• TASK TO COMPLETE
Copy out all the records exactly.

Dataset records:
· · · · ·
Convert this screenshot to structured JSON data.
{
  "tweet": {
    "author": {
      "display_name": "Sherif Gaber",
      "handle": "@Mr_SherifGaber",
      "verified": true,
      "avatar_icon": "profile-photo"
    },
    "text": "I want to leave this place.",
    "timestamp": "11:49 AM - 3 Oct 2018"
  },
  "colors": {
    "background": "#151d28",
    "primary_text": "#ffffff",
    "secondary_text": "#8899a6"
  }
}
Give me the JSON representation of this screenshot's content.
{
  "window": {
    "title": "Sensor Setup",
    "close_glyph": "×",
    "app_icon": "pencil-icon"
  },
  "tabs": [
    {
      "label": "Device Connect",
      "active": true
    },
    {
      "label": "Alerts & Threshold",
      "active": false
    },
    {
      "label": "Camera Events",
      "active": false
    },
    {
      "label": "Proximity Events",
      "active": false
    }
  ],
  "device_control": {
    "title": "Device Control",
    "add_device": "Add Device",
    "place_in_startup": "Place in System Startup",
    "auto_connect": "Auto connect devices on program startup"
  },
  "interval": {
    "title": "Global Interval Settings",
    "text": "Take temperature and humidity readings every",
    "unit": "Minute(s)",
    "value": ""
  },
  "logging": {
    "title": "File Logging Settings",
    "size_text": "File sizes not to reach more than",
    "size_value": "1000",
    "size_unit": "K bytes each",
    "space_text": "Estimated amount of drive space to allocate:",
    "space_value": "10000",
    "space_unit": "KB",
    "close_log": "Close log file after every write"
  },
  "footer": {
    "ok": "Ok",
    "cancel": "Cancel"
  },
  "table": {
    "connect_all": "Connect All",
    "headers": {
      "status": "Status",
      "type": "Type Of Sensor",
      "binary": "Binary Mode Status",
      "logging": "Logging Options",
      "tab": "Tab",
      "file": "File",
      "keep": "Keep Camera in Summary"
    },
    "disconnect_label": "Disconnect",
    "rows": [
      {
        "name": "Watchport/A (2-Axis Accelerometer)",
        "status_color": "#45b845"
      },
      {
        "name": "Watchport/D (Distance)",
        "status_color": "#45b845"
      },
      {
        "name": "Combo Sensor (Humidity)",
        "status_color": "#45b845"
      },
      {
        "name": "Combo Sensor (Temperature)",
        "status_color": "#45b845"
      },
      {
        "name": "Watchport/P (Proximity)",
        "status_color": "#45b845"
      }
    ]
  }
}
· · · · ·
• EXPECTED ANSWER
Convert this screenshot to structured JSON data.
{
  "tweet": {
    "author": {
      "display_name": "Sherif Gaber",
      "handle": "@Mr_SherifGaber",
      "verified": true,
      "avatar_icon": "profile-photo"
    },
    "text": "I want to leave this place.",
    "timestamp": "11:49 AM - 3 Oct 2018"
  },
  "colors": {
    "background": "#151d28",
    "primary_text": "#ffffff",
    "secondary_text": "#8899a6"
  }
}
Give me the JSON representation of this screenshot's content.
{
  "window": {
    "title": "Sensor Setup",
    "close_glyph": "×",
    "app_icon": "pencil-icon"
  },
  "tabs": [
    {
      "label": "Device Connect",
      "active": true
    },
    {
      "label": "Alerts & Threshold",
      "active": false
    },
    {
      "label": "Camera Events",
      "active": false
    },
    {
      "label": "Proximity Events",
      "active": false
    }
  ],
  "device_control": {
    "title": "Device Control",
    "add_device": "Add Device",
    "place_in_startup": "Place in System Startup",
    "auto_connect": "Auto connect devices on program startup"
  },
  "interval": {
    "title": "Global Interval Settings",
    "text": "Take temperature and humidity readings every",
    "unit": "Minute(s)",
    "value": ""
  },
  "logging": {
    "title": "File Logging Settings",
    "size_text": "File sizes not to reach more than",
    "size_value": "1000",
    "size_unit": "K bytes each",
    "space_text": "Estimated amount of drive space to allocate:",
    "space_value": "10000",
    "space_unit": "KB",
    "close_log": "Close log file after every write"
  },
  "footer": {
    "ok": "Ok",
    "cancel": "Cancel"
  },
  "table": {
    "connect_all": "Connect All",
    "headers": {
      "status": "Status",
      "type": "Type Of Sensor",
      "binary": "Binary Mode Status",
      "logging": "Logging Options",
      "tab": "Tab",
      "file": "File",
      "keep": "Keep Camera in Summary"
    },
    "disconnect_label": "Disconnect",
    "rows": [
      {
        "name": "Watchport/A (2-Axis Accelerometer)",
        "status_color": "#45b845"
      },
      {
        "name": "Watchport/D (Distance)",
        "status_color": "#45b845"
      },
      {
        "name": "Combo Sensor (Humidity)",
        "status_color": "#45b845"
      },
      {
        "name": "Combo Sensor (Temperature)",
        "status_color": "#45b845"
      },
      {
        "name": "Watchport/P (Proximity)",
        "status_color": "#45b845"
      }
    ]
  }
}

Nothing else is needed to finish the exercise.